— START RECORD SET —
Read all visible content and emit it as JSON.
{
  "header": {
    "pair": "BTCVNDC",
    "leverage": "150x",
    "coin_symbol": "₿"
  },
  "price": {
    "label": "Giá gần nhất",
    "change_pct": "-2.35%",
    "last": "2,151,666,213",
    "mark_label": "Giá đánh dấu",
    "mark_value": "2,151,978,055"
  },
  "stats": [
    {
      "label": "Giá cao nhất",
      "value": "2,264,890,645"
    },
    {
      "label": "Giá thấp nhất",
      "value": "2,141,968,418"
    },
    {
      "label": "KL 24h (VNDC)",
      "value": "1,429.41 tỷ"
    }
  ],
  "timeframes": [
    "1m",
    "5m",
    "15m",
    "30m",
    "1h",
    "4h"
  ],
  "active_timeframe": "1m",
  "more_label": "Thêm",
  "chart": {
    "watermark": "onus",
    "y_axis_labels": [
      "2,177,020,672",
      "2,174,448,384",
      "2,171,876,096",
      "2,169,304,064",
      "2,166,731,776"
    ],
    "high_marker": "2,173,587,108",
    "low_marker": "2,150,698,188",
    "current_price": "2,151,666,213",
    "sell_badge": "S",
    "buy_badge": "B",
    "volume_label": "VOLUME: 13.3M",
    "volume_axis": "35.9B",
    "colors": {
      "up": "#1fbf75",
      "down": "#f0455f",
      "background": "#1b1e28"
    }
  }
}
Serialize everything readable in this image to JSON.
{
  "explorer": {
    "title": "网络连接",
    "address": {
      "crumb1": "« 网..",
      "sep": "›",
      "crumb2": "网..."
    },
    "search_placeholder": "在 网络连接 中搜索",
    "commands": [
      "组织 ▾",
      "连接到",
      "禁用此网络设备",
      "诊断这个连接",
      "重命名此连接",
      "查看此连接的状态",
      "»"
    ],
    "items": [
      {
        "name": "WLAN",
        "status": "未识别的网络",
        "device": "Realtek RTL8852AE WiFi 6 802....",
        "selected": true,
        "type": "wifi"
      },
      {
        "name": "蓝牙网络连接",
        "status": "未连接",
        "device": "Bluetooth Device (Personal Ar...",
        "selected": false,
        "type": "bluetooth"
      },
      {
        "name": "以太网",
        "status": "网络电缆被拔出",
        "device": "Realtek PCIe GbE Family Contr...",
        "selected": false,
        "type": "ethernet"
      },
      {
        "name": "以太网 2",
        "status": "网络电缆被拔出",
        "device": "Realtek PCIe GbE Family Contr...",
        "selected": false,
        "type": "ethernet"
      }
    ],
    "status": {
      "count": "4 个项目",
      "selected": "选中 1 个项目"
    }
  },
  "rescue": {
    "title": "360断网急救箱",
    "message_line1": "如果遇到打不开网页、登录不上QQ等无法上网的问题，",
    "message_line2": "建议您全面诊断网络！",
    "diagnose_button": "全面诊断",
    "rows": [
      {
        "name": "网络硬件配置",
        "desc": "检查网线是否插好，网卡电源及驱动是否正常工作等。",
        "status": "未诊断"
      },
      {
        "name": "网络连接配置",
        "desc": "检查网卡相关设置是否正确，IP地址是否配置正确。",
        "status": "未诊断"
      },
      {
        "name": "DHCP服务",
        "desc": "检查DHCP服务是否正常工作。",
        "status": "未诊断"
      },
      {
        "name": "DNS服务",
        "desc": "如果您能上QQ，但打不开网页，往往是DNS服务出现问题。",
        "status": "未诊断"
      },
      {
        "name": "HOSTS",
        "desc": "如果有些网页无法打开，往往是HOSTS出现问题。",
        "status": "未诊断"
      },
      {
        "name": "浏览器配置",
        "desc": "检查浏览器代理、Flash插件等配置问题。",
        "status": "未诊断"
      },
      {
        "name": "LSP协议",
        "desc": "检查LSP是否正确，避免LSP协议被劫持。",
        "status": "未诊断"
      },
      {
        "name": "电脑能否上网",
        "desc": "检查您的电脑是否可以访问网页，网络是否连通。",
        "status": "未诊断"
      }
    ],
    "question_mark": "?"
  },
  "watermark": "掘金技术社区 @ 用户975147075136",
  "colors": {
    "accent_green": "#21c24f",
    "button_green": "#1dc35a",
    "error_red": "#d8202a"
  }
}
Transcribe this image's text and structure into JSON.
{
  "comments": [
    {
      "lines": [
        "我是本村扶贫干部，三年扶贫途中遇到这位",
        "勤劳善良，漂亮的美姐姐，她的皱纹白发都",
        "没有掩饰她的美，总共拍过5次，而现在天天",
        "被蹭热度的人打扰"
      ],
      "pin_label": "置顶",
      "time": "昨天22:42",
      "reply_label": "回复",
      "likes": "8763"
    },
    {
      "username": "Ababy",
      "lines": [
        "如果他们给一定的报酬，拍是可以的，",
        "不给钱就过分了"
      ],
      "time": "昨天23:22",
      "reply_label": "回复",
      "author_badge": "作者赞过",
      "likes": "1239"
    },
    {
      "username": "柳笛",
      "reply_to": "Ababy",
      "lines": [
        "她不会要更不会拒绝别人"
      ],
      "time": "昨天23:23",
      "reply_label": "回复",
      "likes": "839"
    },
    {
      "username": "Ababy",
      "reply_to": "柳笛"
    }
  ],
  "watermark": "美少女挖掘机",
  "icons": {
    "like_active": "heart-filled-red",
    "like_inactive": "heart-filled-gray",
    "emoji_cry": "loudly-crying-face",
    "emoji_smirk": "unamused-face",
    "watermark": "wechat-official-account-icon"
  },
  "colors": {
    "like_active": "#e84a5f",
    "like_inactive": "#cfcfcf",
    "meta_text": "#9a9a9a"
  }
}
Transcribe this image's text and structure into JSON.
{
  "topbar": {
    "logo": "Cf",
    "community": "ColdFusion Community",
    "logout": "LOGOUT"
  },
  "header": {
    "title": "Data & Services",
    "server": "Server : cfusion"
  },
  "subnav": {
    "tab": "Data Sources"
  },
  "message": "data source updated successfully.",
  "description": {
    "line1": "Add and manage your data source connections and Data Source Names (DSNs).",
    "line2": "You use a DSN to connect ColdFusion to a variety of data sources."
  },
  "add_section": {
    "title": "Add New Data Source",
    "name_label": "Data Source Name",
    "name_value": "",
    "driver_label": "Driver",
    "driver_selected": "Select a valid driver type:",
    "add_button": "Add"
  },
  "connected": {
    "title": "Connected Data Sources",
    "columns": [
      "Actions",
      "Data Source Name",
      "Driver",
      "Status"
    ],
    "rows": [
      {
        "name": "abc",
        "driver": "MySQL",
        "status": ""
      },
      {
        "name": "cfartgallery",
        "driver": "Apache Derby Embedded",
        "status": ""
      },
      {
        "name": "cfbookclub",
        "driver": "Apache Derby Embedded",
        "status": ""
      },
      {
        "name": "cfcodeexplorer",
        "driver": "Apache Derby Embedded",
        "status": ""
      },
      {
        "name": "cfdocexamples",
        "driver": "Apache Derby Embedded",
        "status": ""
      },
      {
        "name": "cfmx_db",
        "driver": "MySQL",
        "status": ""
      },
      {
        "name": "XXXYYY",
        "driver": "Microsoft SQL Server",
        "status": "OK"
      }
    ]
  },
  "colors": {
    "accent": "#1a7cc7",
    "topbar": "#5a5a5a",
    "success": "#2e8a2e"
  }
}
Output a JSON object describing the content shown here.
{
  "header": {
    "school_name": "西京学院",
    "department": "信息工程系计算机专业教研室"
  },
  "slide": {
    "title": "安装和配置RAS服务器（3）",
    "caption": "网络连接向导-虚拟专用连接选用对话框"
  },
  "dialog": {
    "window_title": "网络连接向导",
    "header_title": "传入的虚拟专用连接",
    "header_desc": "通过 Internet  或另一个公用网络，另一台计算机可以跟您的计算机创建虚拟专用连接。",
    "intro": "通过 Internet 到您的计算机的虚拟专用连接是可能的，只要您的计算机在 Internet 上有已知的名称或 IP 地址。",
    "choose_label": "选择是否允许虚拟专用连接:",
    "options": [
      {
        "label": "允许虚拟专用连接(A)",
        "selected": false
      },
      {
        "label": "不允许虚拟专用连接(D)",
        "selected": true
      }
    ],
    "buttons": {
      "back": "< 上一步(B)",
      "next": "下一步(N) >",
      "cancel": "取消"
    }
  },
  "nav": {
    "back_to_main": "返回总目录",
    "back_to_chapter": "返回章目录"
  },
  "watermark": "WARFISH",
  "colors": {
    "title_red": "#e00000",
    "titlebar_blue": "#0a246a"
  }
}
— END RECORD SET —
» SHORT TASK:
Look for the word "Internet" and return every line where it occurs.

» WRITTEN ANSWER:
    "header_desc": "通过 Internet  或另一个公用网络，另一台计算机可以跟您的计算机创建虚拟专用连接。",
    "intro": "通过 Internet 到您的计算机的虚拟专用连接是可能的，只要您的计算机在 Internet 上有已知的名称或 IP 地址。",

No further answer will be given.